== Supplied material ==

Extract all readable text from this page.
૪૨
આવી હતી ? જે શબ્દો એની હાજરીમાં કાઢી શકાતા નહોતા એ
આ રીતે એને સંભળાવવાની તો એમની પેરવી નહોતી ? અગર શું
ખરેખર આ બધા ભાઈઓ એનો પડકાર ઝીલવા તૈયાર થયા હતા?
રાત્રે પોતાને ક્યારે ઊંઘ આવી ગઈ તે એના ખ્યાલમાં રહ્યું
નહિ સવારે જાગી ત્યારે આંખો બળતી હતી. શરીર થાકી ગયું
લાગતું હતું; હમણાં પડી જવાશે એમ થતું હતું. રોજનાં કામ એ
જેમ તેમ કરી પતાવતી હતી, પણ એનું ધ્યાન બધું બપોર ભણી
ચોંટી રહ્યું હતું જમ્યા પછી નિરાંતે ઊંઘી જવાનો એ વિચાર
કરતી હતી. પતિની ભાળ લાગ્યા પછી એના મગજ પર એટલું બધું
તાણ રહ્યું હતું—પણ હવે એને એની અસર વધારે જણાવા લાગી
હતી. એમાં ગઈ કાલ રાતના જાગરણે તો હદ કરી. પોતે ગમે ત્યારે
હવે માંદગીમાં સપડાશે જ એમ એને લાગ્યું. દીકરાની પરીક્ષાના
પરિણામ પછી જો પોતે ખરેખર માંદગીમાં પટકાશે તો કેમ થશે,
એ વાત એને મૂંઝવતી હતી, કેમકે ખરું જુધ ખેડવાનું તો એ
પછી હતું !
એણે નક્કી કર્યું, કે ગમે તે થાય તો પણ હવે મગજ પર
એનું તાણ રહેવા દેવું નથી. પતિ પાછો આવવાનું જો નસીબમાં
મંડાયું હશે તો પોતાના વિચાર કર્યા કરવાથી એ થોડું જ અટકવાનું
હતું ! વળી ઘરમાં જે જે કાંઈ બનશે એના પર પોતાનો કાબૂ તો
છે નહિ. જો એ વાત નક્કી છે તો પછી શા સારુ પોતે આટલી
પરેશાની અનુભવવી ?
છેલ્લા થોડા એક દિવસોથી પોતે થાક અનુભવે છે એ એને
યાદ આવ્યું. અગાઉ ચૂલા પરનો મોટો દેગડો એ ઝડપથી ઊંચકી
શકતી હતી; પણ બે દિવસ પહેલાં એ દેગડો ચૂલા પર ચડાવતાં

===

The request | Make an exact copy of the listing, including every line.

Solution to the problem |
Extract all readable text from this page.
૪૨
આવી હતી ? જે શબ્દો એની હાજરીમાં કાઢી શકાતા નહોતા એ
આ રીતે એને સંભળાવવાની તો એમની પેરવી નહોતી ? અગર શું
ખરેખર આ બધા ભાઈઓ એનો પડકાર ઝીલવા તૈયાર થયા હતા?
રાત્રે પોતાને ક્યારે ઊંઘ આવી ગઈ તે એના ખ્યાલમાં રહ્યું
નહિ સવારે જાગી ત્યારે આંખો બળતી હતી. શરીર થાકી ગયું
લાગતું હતું; હમણાં પડી જવાશે એમ થતું હતું. રોજનાં કામ એ
જેમ તેમ કરી પતાવતી હતી, પણ એનું ધ્યાન બધું બપોર ભણી
ચોંટી રહ્યું હતું જમ્યા પછી નિરાંતે ઊંઘી જવાનો એ વિચાર
કરતી હતી. પતિની ભાળ લાગ્યા પછી એના મગજ પર એટલું બધું
તાણ રહ્યું હતું—પણ હવે એને એની અસર વધારે જણાવા લાગી
હતી. એમાં ગઈ કાલ રાતના જાગરણે તો હદ કરી. પોતે ગમે ત્યારે
હવે માંદગીમાં સપડાશે જ એમ એને લાગ્યું. દીકરાની પરીક્ષાના
પરિણામ પછી જો પોતે ખરેખર માંદગીમાં પટકાશે તો કેમ થશે,
એ વાત એને મૂંઝવતી હતી, કેમકે ખરું જુધ ખેડવાનું તો એ
પછી હતું !
એણે નક્કી કર્યું, કે ગમે તે થાય તો પણ હવે મગજ પર
એનું તાણ રહેવા દેવું નથી. પતિ પાછો આવવાનું જો નસીબમાં
મંડાયું હશે તો પોતાના વિચાર કર્યા કરવાથી એ થોડું જ અટકવાનું
હતું ! વળી ઘરમાં જે જે કાંઈ બનશે એના પર પોતાનો કાબૂ તો
છે નહિ. જો એ વાત નક્કી છે તો પછી શા સારુ પોતે આટલી
પરેશાની અનુભવવી ?
છેલ્લા થોડા એક દિવસોથી પોતે થાક અનુભવે છે એ એને
યાદ આવ્યું. અગાઉ ચૂલા પરનો મોટો દેગડો એ ઝડપથી ઊંચકી
શકતી હતી; પણ બે દિવસ પહેલાં એ દેગડો ચૂલા પર ચડાવતાં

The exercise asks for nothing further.